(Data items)
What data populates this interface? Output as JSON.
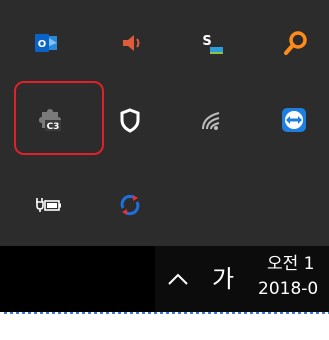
{
  "tray": {
    "icons": [
      {
        "name": "outlook-icon",
        "label": "O"
      },
      {
        "name": "volume-icon"
      },
      {
        "name": "skype-for-business-icon",
        "label": "S"
      },
      {
        "name": "search-icon"
      },
      {
        "name": "puzzle-app-icon",
        "label": "C3"
      },
      {
        "name": "shield-security-icon"
      },
      {
        "name": "wifi-icon"
      },
      {
        "name": "teamviewer-icon"
      },
      {
        "name": "power-battery-icon"
      },
      {
        "name": "sync-icon"
      }
    ],
    "highlighted_icon": "puzzle-app-icon",
    "highlight_color": "#e0202a"
  },
  "taskbar": {
    "ime_label": "가",
    "clock_time": "오전 1",
    "clock_date": "2018-0"
  },
  "colors": {
    "flyout_bg": "#2c2c2c",
    "taskbar_bg": "#0c0c0c",
    "outlook_blue": "#0a64c8",
    "volume_red": "#e05a3c",
    "search_orange": "#ff8c1a",
    "teamviewer_blue": "#1e7fe0"
  }
}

▶ _TASK TO CARRY OUT_: Transcribe every line in the entries above, taking out only the images.

▶ _THE OUTPUT_:
What data populates this interface? Output as JSON.
{
  "tray": {
    "icons": [
      {
        "name": "outlook-icon",
        "label": "O"
      },
      {
        "name": "volume-icon"
      },
      {
        "name": "skype-for-business-icon",
        "label": "S"
      },
      {
        "name": "search-icon"
      },
      {
        "name": "puzzle-app-icon",
        "label": "C3"
      },
      {
        "name": "shield-security-icon"
      },
      {
        "name": "wifi-icon"
      },
      {
        "name": "teamviewer-icon"
      },
      {
        "name": "power-battery-icon"
      },
      {
        "name": "sync-icon"
      }
    ],
    "highlighted_icon": "puzzle-app-icon",
    "highlight_color": "#e0202a"
  },
  "taskbar": {
    "ime_label": "가",
    "clock_time": "오전 1",
    "clock_date": "2018-0"
  },
  "colors": {
    "flyout_bg": "#2c2c2c",
    "taskbar_bg": "#0c0c0c",
    "outlook_blue": "#0a64c8",
    "volume_red": "#e05a3c",
    "search_orange": "#ff8c1a",
    "teamviewer_blue": "#1e7fe0"
  }
}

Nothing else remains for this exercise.